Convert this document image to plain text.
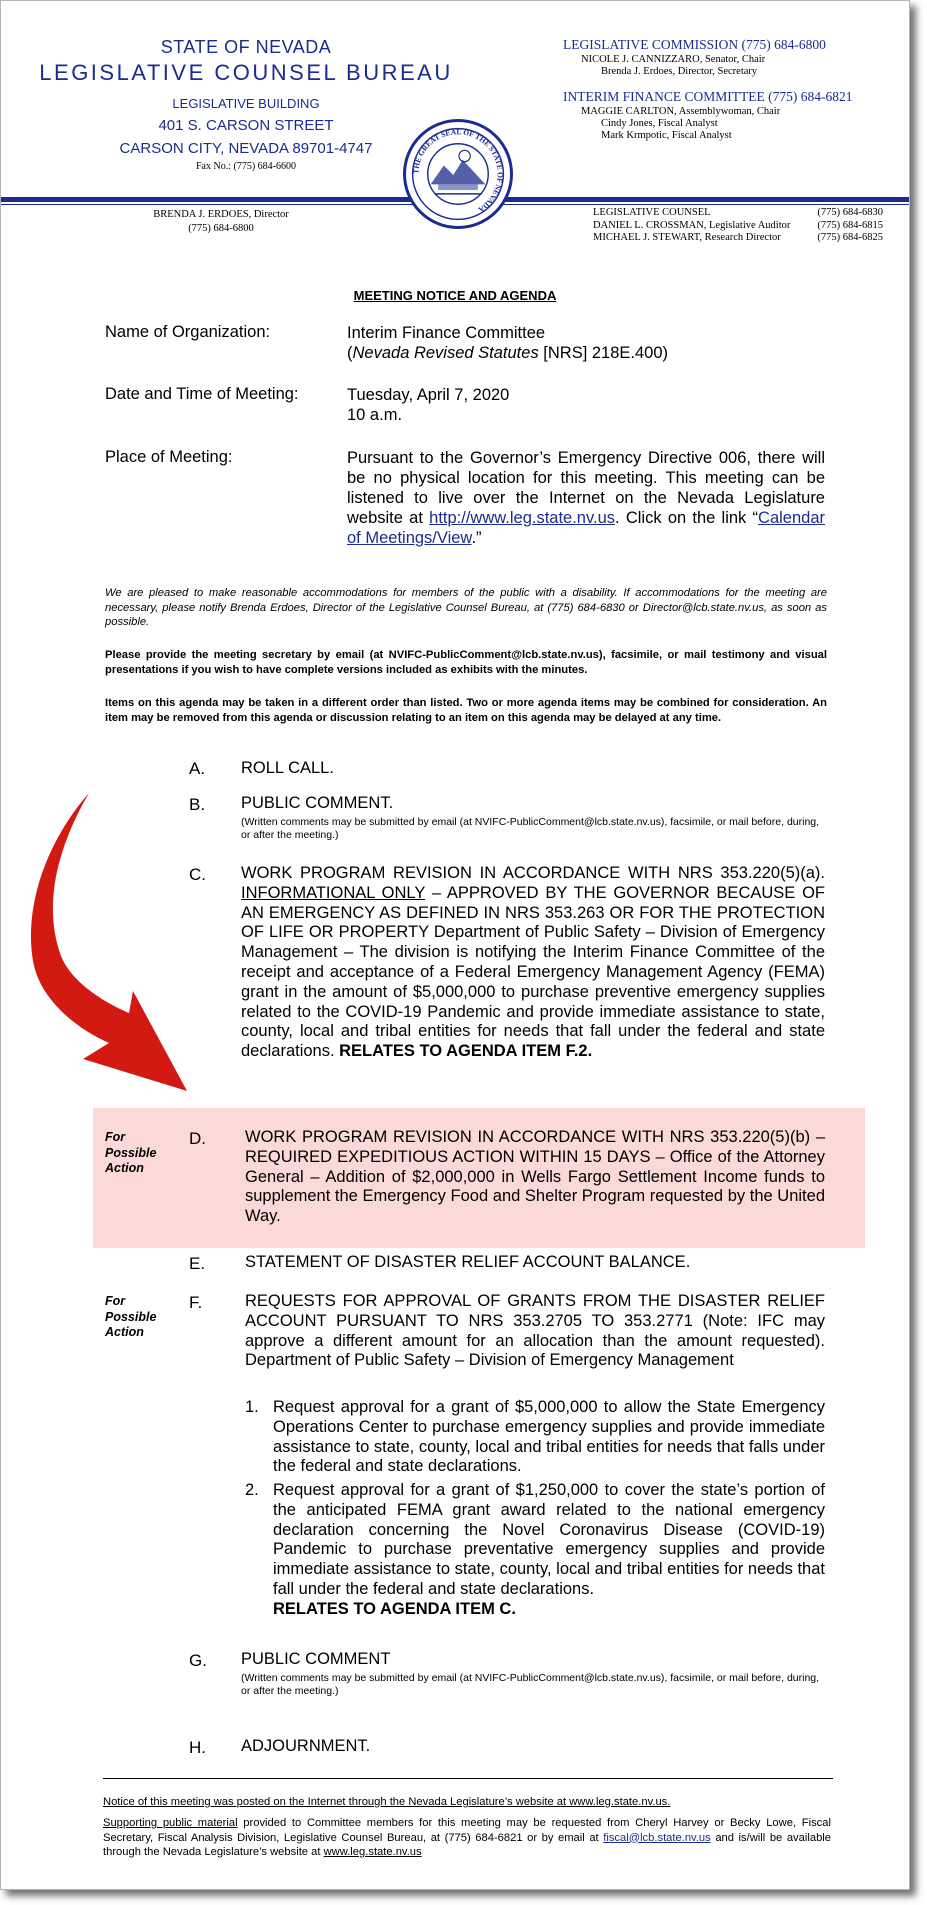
STATE OF NEVADA
LEGISLATIVE COUNSEL BUREAU
LEGISLATIVE BUILDING
401 S. CARSON STREET
CARSON CITY, NEVADA 89701-4747
Fax No.: (775) 684-6600
LEGISLATIVE COMMISSION (775) 684-6800
NICOLE J. CANNIZZARO, Senator, Chair
Brenda J. Erdoes, Director, Secretary
INTERIM FINANCE COMMITTEE (775) 684-6821
MAGGIE CARLTON, Assemblywoman, Chair
Cindy Jones, Fiscal Analyst
Mark Krmpotic, Fiscal Analyst
THE GREAT SEAL OF THE STATE OF NEVADA
BRENDA J. ERDOES, Director
(775) 684-6800
LEGISLATIVE COUNSEL	(775) 684-6830
DANIEL L. CROSSMAN, Legislative Auditor	(775) 684-6815
MICHAEL J. STEWART, Research Director	(775) 684-6825
MEETING NOTICE AND AGENDA
Name of Organization:	Interim Finance Committee
(Nevada Revised Statutes [NRS] 218E.400)
Date and Time of Meeting:	Tuesday, April 7, 2020
10 a.m.
Place of Meeting:	Pursuant to the Governor’s Emergency Directive 006, there will be no physical location for this meeting. This meeting can be listened to live over the Internet on the Nevada Legislature website at http://www.leg.state.nv.us. Click on the link “Calendar of Meetings/View.”
We are pleased to make reasonable accommodations for members of the public with a disability. If accommodations for the meeting are necessary, please notify Brenda Erdoes, Director of the Legislative Counsel Bureau, at (775) 684-6830 or Director@lcb.state.nv.us, as soon as possible.
Please provide the meeting secretary by email (at NVIFC-PublicComment@lcb.state.nv.us), facsimile, or mail testimony and visual presentations if you wish to have complete versions included as exhibits with the minutes.
Items on this agenda may be taken in a different order than listed. Two or more agenda items may be combined for consideration. An item may be removed from this agenda or discussion relating to an item on this agenda may be delayed at any time.
A. ROLL CALL.
B. PUBLIC COMMENT.
(Written comments may be submitted by email (at NVIFC-PublicComment@lcb.state.nv.us), facsimile, or mail before, during, or after the meeting.)
C. WORK PROGRAM REVISION IN ACCORDANCE WITH NRS 353.220(5)(a). INFORMATIONAL ONLY – APPROVED BY THE GOVERNOR BECAUSE OF AN EMERGENCY AS DEFINED IN NRS 353.263 OR FOR THE PROTECTION OF LIFE OR PROPERTY Department of Public Safety – Division of Emergency Management – The division is notifying the Interim Finance Committee of the receipt and acceptance of a Federal Emergency Management Agency (FEMA) grant in the amount of $5,000,000 to purchase preventive emergency supplies related to the COVID-19 Pandemic and provide immediate assistance to state, county, local and tribal entities for needs that fall under the federal and state declarations. RELATES TO AGENDA ITEM F.2.
For
Possible
Action
D. WORK PROGRAM REVISION IN ACCORDANCE WITH NRS 353.220(5)(b) – REQUIRED EXPEDITIOUS ACTION WITHIN 15 DAYS – Office of the Attorney General – Addition of $2,000,000 in Wells Fargo Settlement Income funds to supplement the Emergency Food and Shelter Program requested by the United Way.
E. STATEMENT OF DISASTER RELIEF ACCOUNT BALANCE.
For
Possible
Action
F.	REQUESTS FOR APPROVAL OF GRANTS FROM THE DISASTER RELIEF ACCOUNT PURSUANT TO NRS 353.2705 TO 353.2771 (Note: IFC may approve a different amount for an allocation than the amount requested). Department of Public Safety – Division of Emergency Management
1. Request approval for a grant of $5,000,000 to allow the State Emergency Operations Center to purchase emergency supplies and provide immediate assistance to state, county, local and tribal entities for needs that falls under the federal and state declarations.
2. Request approval for a grant of $1,250,000 to cover the state’s portion of the anticipated FEMA grant award related to the national emergency declaration concerning the Novel Coronavirus Disease (COVID-19) Pandemic to purchase preventative emergency supplies and provide immediate assistance to state, county, local and tribal entities for needs that fall under the federal and state declarations.
RELATES TO AGENDA ITEM C.
G. PUBLIC COMMENT
(Written comments may be submitted by email (at NVIFC-PublicComment@lcb.state.nv.us), facsimile, or mail before, during, or after the meeting.)
H. ADJOURNMENT.
Notice of this meeting was posted on the Internet through the Nevada Legislature’s website at www.leg.state.nv.us.
Supporting public material provided to Committee members for this meeting may be requested from Cheryl Harvey or Becky Lowe, Fiscal Secretary, Fiscal Analysis Division, Legislative Counsel Bureau, at (775) 684-6821 or by email at fiscal@lcb.state.nv.us and is/will be available through the Nevada Legislature’s website at www.leg.state.nv.us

### Work item
Pictures are to be left out; set down everything else in the records exactly.

### Your solution
Convert this document image to plain text.
STATE OF NEVADA
LEGISLATIVE COUNSEL BUREAU
LEGISLATIVE BUILDING
401 S. CARSON STREET
CARSON CITY, NEVADA 89701-4747
Fax No.: (775) 684-6600
LEGISLATIVE COMMISSION (775) 684-6800
NICOLE J. CANNIZZARO, Senator, Chair
Brenda J. Erdoes, Director, Secretary
INTERIM FINANCE COMMITTEE (775) 684-6821
MAGGIE CARLTON, Assemblywoman, Chair
Cindy Jones, Fiscal Analyst
Mark Krmpotic, Fiscal Analyst
THE GREAT SEAL OF THE STATE OF NEVADA
BRENDA J. ERDOES, Director
(775) 684-6800
LEGISLATIVE COUNSEL	(775) 684-6830
DANIEL L. CROSSMAN, Legislative Auditor	(775) 684-6815
MICHAEL J. STEWART, Research Director	(775) 684-6825
MEETING NOTICE AND AGENDA
Name of Organization:	Interim Finance Committee
(Nevada Revised Statutes [NRS] 218E.400)
Date and Time of Meeting:	Tuesday, April 7, 2020
10 a.m.
Place of Meeting:	Pursuant to the Governor’s Emergency Directive 006, there will be no physical location for this meeting. This meeting can be listened to live over the Internet on the Nevada Legislature website at http://www.leg.state.nv.us. Click on the link “Calendar of Meetings/View.”
We are pleased to make reasonable accommodations for members of the public with a disability. If accommodations for the meeting are necessary, please notify Brenda Erdoes, Director of the Legislative Counsel Bureau, at (775) 684-6830 or Director@lcb.state.nv.us, as soon as possible.
Please provide the meeting secretary by email (at NVIFC-PublicComment@lcb.state.nv.us), facsimile, or mail testimony and visual presentations if you wish to have complete versions included as exhibits with the minutes.
Items on this agenda may be taken in a different order than listed. Two or more agenda items may be combined for consideration. An item may be removed from this agenda or discussion relating to an item on this agenda may be delayed at any time.
A. ROLL CALL.
B. PUBLIC COMMENT.
(Written comments may be submitted by email (at NVIFC-PublicComment@lcb.state.nv.us), facsimile, or mail before, during, or after the meeting.)
C. WORK PROGRAM REVISION IN ACCORDANCE WITH NRS 353.220(5)(a). INFORMATIONAL ONLY – APPROVED BY THE GOVERNOR BECAUSE OF AN EMERGENCY AS DEFINED IN NRS 353.263 OR FOR THE PROTECTION OF LIFE OR PROPERTY Department of Public Safety – Division of Emergency Management – The division is notifying the Interim Finance Committee of the receipt and acceptance of a Federal Emergency Management Agency (FEMA) grant in the amount of $5,000,000 to purchase preventive emergency supplies related to the COVID-19 Pandemic and provide immediate assistance to state, county, local and tribal entities for needs that fall under the federal and state declarations. RELATES TO AGENDA ITEM F.2.
For
Possible
Action
D. WORK PROGRAM REVISION IN ACCORDANCE WITH NRS 353.220(5)(b) – REQUIRED EXPEDITIOUS ACTION WITHIN 15 DAYS – Office of the Attorney General – Addition of $2,000,000 in Wells Fargo Settlement Income funds to supplement the Emergency Food and Shelter Program requested by the United Way.
E. STATEMENT OF DISASTER RELIEF ACCOUNT BALANCE.
For
Possible
Action
F.	REQUESTS FOR APPROVAL OF GRANTS FROM THE DISASTER RELIEF ACCOUNT PURSUANT TO NRS 353.2705 TO 353.2771 (Note: IFC may approve a different amount for an allocation than the amount requested). Department of Public Safety – Division of Emergency Management
1. Request approval for a grant of $5,000,000 to allow the State Emergency Operations Center to purchase emergency supplies and provide immediate assistance to state, county, local and tribal entities for needs that falls under the federal and state declarations.
2. Request approval for a grant of $1,250,000 to cover the state’s portion of the anticipated FEMA grant award related to the national emergency declaration concerning the Novel Coronavirus Disease (COVID-19) Pandemic to purchase preventative emergency supplies and provide immediate assistance to state, county, local and tribal entities for needs that fall under the federal and state declarations.
RELATES TO AGENDA ITEM C.
G. PUBLIC COMMENT
(Written comments may be submitted by email (at NVIFC-PublicComment@lcb.state.nv.us), facsimile, or mail before, during, or after the meeting.)
H. ADJOURNMENT.
Notice of this meeting was posted on the Internet through the Nevada Legislature’s website at www.leg.state.nv.us.
Supporting public material provided to Committee members for this meeting may be requested from Cheryl Harvey or Becky Lowe, Fiscal Secretary, Fiscal Analysis Division, Legislative Counsel Bureau, at (775) 684-6821 or by email at fiscal@lcb.state.nv.us and is/will be available through the Nevada Legislature’s website at www.leg.state.nv.us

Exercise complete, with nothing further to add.